(Data records)
--- begin ---

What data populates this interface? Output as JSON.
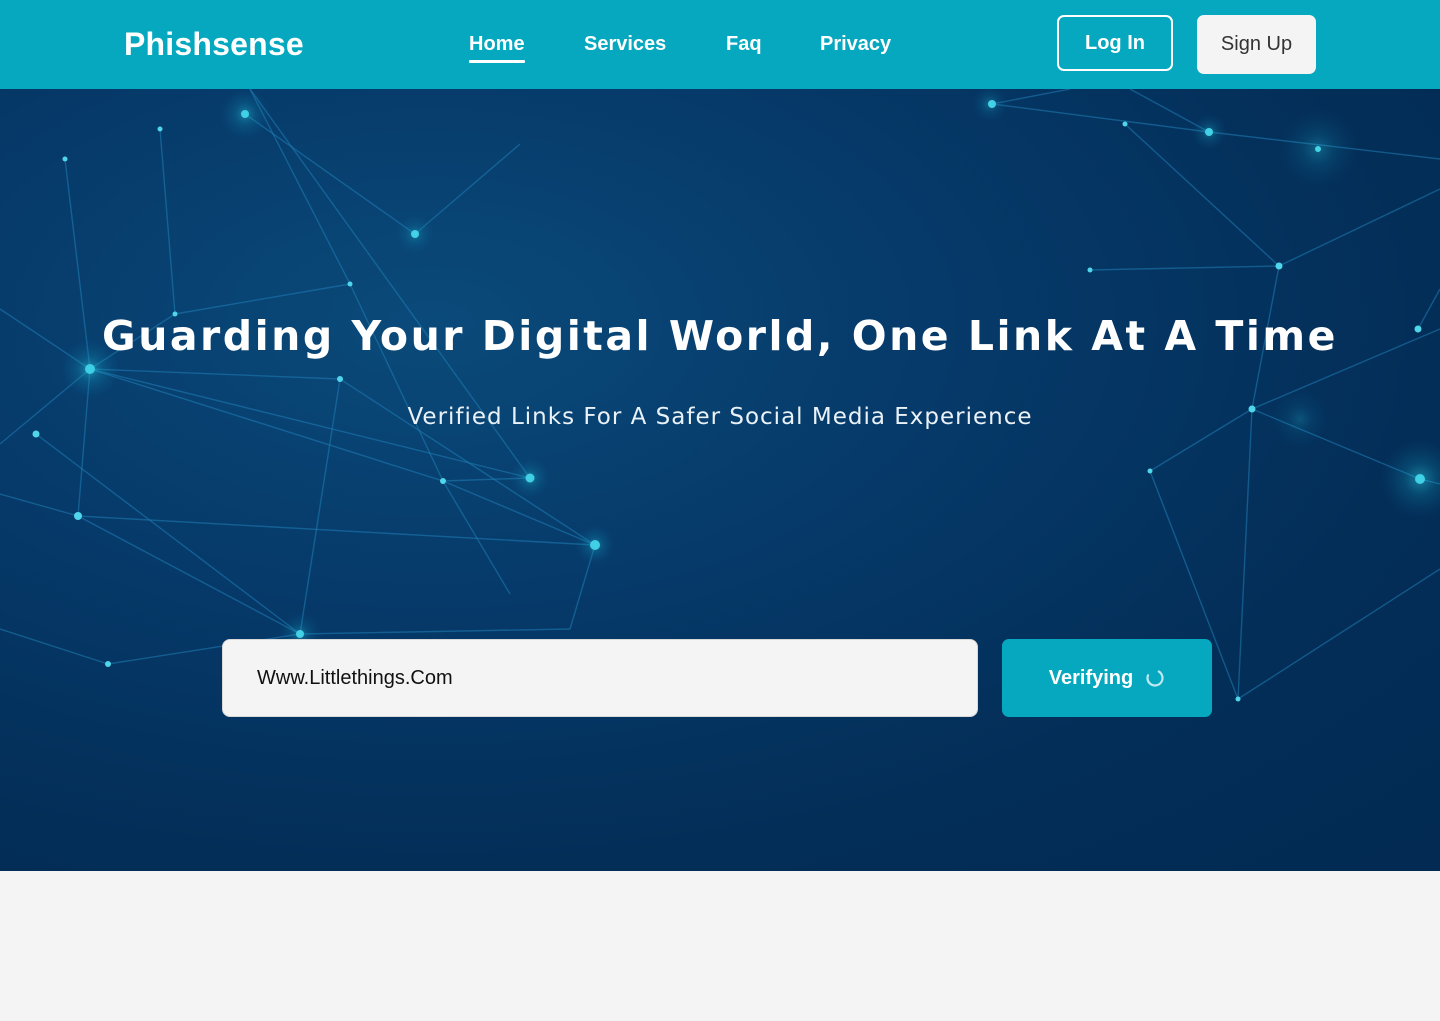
{
  "header": {
    "logo": "Phishsense",
    "nav": [
      "Home",
      "Services",
      "Faq",
      "Privacy"
    ],
    "active_nav": "Home",
    "login_label": "Log In",
    "signup_label": "Sign Up"
  },
  "hero": {
    "title": "Guarding Your Digital World, One Link At A Time",
    "subtitle": "Verified Links For A Safer Social Media Experience",
    "url_value": "Www.Littlethings.Com",
    "verify_label": "Verifying",
    "verify_icon": "spinner-icon"
  },
  "colors": {
    "accent": "#05a8bf",
    "hero_bg": "#032e58",
    "page_bg": "#f4f4f4"
  }
}
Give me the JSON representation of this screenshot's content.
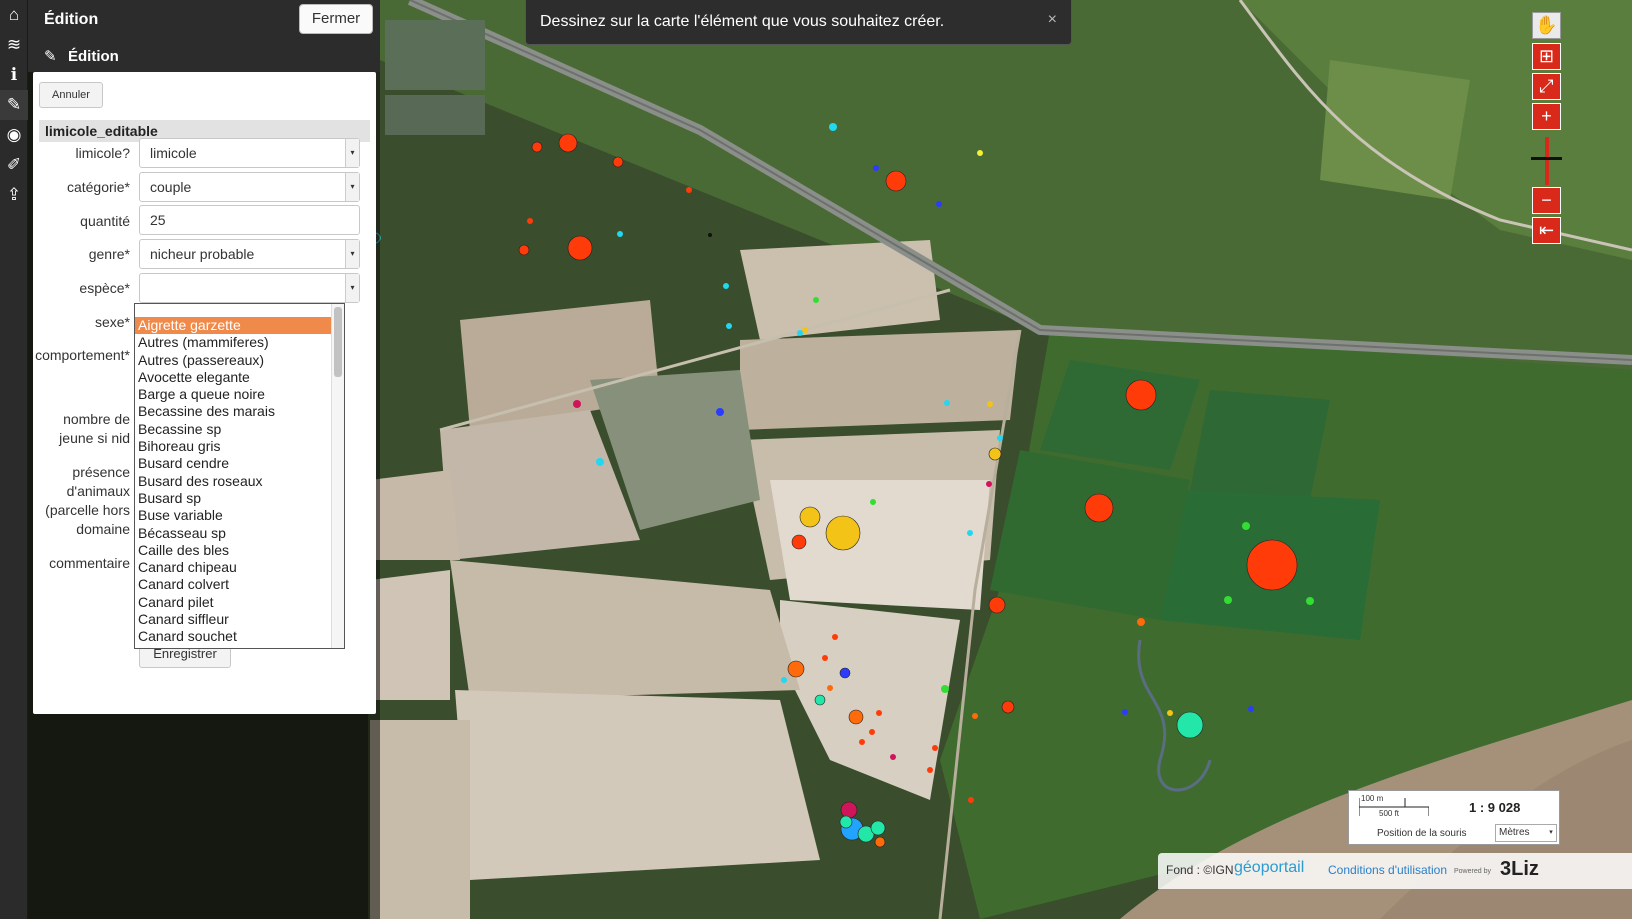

--- end ---

Transcribe every entry above exactly. Omit all pictures.

What data populates this interface? Output as JSON.
{
  "header": {
    "logo": "Phishsense",
    "nav": [
      "Home",
      "Services",
      "Faq",
      "Privacy"
    ],
    "active_nav": "Home",
    "login_label": "Log In",
    "signup_label": "Sign Up"
  },
  "hero": {
    "title": "Guarding Your Digital World, One Link At A Time",
    "subtitle": "Verified Links For A Safer Social Media Experience",
    "url_value": "Www.Littlethings.Com",
    "verify_label": "Verifying",
    "verify_icon": "spinner-icon"
  },
  "colors": {
    "accent": "#05a8bf",
    "hero_bg": "#032e58",
    "page_bg": "#f4f4f4"
  }
}
Give me the JSON representation of this screenshot's content.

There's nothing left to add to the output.